▶ **Your objective**: Lay out the listing from its first line through the line containing "- answer-line: 1.甲数是18，乙数是54。: [42, 1073, 403, 1113]" as a Markdown table with the columns Row and Listing line, numbering each row and omitting blank lines.

▶ **Layout annotation records**:
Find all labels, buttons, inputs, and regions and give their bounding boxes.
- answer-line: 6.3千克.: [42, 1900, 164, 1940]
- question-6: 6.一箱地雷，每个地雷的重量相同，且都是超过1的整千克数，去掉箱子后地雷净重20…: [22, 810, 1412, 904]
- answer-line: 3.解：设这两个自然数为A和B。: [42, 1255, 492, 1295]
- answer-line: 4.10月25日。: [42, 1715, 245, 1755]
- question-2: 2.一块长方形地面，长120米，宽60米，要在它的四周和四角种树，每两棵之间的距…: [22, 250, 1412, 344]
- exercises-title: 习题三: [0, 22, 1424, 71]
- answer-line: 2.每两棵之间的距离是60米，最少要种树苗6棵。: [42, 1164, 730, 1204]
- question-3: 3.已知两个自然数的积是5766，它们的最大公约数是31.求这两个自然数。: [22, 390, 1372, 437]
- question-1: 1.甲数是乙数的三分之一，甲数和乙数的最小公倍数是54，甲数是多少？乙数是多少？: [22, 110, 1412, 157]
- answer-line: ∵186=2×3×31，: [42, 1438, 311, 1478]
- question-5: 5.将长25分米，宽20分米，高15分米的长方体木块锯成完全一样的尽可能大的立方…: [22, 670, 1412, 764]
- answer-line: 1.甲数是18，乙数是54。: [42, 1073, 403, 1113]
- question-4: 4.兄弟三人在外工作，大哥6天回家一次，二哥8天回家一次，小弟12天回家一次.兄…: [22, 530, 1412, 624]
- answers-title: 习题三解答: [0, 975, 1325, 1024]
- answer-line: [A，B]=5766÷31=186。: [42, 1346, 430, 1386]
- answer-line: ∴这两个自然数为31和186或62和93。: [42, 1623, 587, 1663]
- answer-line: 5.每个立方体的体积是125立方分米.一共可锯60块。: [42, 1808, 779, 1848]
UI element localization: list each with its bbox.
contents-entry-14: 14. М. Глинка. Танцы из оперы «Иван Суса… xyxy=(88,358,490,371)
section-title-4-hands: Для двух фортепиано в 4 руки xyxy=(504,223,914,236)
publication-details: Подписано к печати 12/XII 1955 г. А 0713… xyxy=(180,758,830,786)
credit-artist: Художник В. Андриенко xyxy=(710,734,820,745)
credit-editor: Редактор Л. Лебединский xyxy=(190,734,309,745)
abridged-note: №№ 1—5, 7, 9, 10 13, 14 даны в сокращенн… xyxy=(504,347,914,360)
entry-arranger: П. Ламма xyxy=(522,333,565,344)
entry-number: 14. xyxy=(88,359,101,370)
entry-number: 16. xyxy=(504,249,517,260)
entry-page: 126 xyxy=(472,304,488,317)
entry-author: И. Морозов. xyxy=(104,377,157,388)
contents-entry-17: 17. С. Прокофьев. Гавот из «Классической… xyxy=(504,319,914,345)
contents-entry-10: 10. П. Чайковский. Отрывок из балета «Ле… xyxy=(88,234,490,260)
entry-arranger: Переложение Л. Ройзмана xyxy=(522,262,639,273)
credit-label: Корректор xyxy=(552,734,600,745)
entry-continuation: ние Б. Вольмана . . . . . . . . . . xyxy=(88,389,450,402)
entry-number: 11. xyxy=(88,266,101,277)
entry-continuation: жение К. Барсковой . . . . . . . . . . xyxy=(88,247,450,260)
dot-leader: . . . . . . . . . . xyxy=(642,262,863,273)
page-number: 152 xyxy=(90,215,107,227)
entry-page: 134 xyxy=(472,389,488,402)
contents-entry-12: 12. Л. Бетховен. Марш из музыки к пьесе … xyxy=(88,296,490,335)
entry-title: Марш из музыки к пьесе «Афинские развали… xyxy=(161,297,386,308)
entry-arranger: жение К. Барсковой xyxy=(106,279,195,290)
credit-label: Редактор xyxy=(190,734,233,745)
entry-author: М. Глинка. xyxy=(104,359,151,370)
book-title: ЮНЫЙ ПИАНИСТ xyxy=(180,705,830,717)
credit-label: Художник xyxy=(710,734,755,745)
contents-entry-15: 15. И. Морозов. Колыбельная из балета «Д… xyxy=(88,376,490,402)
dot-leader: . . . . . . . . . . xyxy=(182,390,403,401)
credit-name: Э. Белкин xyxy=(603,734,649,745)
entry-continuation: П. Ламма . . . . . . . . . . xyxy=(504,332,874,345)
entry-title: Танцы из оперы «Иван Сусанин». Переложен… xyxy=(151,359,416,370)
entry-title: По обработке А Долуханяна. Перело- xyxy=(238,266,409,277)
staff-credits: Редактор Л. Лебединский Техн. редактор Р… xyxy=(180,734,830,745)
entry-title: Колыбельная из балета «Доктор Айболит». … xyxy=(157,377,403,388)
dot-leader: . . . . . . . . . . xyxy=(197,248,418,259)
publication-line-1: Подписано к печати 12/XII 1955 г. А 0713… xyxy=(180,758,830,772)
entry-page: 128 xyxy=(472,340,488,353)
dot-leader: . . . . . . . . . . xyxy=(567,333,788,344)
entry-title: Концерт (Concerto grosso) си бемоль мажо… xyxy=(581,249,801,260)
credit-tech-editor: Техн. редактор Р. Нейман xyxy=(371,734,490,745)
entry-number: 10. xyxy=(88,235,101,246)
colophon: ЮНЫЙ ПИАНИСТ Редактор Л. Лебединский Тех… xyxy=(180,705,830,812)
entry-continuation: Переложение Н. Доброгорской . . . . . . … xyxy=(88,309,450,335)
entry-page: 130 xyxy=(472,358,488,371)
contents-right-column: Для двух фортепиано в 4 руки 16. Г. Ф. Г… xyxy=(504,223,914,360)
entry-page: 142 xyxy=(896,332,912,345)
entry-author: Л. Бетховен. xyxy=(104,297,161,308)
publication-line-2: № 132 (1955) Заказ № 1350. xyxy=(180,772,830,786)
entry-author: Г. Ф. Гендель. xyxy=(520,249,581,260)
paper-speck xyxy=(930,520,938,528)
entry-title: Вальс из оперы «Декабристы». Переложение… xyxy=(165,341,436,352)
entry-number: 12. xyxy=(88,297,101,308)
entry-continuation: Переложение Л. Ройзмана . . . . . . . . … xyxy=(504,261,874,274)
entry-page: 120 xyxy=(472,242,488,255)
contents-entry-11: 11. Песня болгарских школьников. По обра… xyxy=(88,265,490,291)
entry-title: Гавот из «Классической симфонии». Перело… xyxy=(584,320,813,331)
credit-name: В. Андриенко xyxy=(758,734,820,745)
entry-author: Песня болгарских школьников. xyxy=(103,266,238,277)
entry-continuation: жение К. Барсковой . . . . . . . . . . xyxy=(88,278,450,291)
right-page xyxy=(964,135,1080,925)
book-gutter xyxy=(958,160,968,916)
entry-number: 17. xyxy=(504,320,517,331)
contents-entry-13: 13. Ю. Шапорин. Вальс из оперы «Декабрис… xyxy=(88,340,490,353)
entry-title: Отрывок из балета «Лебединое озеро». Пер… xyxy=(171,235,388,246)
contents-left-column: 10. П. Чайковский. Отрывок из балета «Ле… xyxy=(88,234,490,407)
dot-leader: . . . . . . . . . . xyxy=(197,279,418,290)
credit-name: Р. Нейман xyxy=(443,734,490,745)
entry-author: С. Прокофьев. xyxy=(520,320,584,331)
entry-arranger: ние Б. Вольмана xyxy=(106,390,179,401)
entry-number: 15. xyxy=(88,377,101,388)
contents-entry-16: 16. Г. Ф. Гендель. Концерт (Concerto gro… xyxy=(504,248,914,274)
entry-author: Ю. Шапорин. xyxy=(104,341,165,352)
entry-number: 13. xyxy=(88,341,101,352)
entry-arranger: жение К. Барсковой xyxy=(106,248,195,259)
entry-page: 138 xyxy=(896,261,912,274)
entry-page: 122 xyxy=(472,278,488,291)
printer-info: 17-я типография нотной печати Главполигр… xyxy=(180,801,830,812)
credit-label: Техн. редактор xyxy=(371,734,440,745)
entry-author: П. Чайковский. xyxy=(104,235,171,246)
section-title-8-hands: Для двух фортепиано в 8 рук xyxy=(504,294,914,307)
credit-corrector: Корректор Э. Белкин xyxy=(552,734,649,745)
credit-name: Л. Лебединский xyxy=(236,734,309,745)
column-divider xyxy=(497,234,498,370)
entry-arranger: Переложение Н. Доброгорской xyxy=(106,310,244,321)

▶ **Correct result**:
| Row | Listing line |
|---|---|
| 1 | Find all labels, buttons, inputs, and regions and give their bounding boxes. |
| 2 | - answer-line: 6.3千克.: [42, 1900, 164, 1940] |
| 3 | - question-6: 6.一箱地雷，每个地雷的重量相同，且都是超过1的整千克数，去掉箱子后地雷净重20…: [22, 810, 1412, 904] |
| 4 | - answer-line: 3.解：设这两个自然数为A和B。: [42, 1255, 492, 1295] |
| 5 | - answer-line: 4.10月25日。: [42, 1715, 245, 1755] |
| 6 | - question-2: 2.一块长方形地面，长120米，宽60米，要在它的四周和四角种树，每两棵之间的距…: [22, 250, 1412, 344] |
| 7 | - exercises-title: 习题三: [0, 22, 1424, 71] |
| 8 | - answer-line: 2.每两棵之间的距离是60米，最少要种树苗6棵。: [42, 1164, 730, 1204] |
| 9 | - question-3: 3.已知两个自然数的积是5766，它们的最大公约数是31.求这两个自然数。: [22, 390, 1372, 437] |
| 10 | - question-1: 1.甲数是乙数的三分之一，甲数和乙数的最小公倍数是54，甲数是多少？乙数是多少？: [22, 110, 1412, 157] |
| 11 | - answer-line: ∵186=2×3×31，: [42, 1438, 311, 1478] |
| 12 | - question-5: 5.将长25分米，宽20分米，高15分米的长方体木块锯成完全一样的尽可能大的立方…: [22, 670, 1412, 764] |
| 13 | - answer-line: 1.甲数是18，乙数是54。: [42, 1073, 403, 1113] |